§ Set task: Transcribe the entries exactly; images are not part of the copy.

___ Data excerpts

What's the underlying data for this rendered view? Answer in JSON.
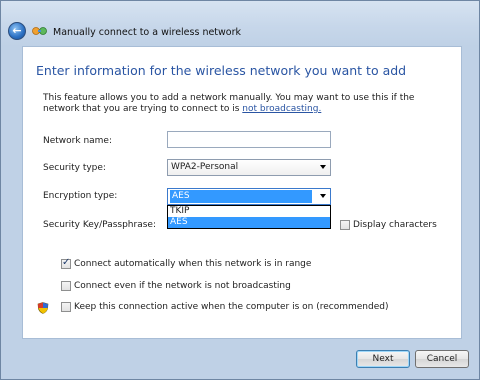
{
  "window": {
    "title": "Manually connect to a wireless network",
    "back_icon": "back-arrow-icon",
    "network_icon": "network-icon"
  },
  "main": {
    "heading": "Enter information for the wireless network you want to add",
    "description": "This feature allows you to add a network manually. You may want to use this if the network that you are trying to connect to is",
    "description_link": "not broadcasting."
  },
  "form": {
    "network_name_label": "Network name:",
    "network_name_value": "",
    "security_type_label": "Security type:",
    "security_type_value": "WPA2-Personal",
    "encryption_type_label": "Encryption type:",
    "encryption_type_value": "AES",
    "encryption_options": [
      "TKIP",
      "AES"
    ],
    "security_key_label": "Security Key/Passphrase:",
    "display_characters_label": "Display characters",
    "display_characters_checked": false
  },
  "options": {
    "connect_auto_label": "Connect automatically when this network is in range",
    "connect_auto_checked": true,
    "connect_even_label": "Connect even if the network is not broadcasting",
    "connect_even_checked": false,
    "keep_active_label": "Keep this connection active when the computer is on (recommended)",
    "keep_active_checked": false,
    "shield_icon": "uac-shield-icon"
  },
  "buttons": {
    "next": "Next",
    "cancel": "Cancel"
  },
  "colors": {
    "heading": "#2a55a3",
    "selection": "#3399ff",
    "frame": "#c7d7ea"
  }
}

______

§ Task response:
What's the underlying data for this rendered view? Answer in JSON.
{
  "window": {
    "title": "Manually connect to a wireless network",
    "back_icon": "back-arrow-icon",
    "network_icon": "network-icon"
  },
  "main": {
    "heading": "Enter information for the wireless network you want to add",
    "description": "This feature allows you to add a network manually. You may want to use this if the network that you are trying to connect to is",
    "description_link": "not broadcasting."
  },
  "form": {
    "network_name_label": "Network name:",
    "network_name_value": "",
    "security_type_label": "Security type:",
    "security_type_value": "WPA2-Personal",
    "encryption_type_label": "Encryption type:",
    "encryption_type_value": "AES",
    "encryption_options": [
      "TKIP",
      "AES"
    ],
    "security_key_label": "Security Key/Passphrase:",
    "display_characters_label": "Display characters",
    "display_characters_checked": false
  },
  "options": {
    "connect_auto_label": "Connect automatically when this network is in range",
    "connect_auto_checked": true,
    "connect_even_label": "Connect even if the network is not broadcasting",
    "connect_even_checked": false,
    "keep_active_label": "Keep this connection active when the computer is on (recommended)",
    "keep_active_checked": false,
    "shield_icon": "uac-shield-icon"
  },
  "buttons": {
    "next": "Next",
    "cancel": "Cancel"
  },
  "colors": {
    "heading": "#2a55a3",
    "selection": "#3399ff",
    "frame": "#c7d7ea"
  }
}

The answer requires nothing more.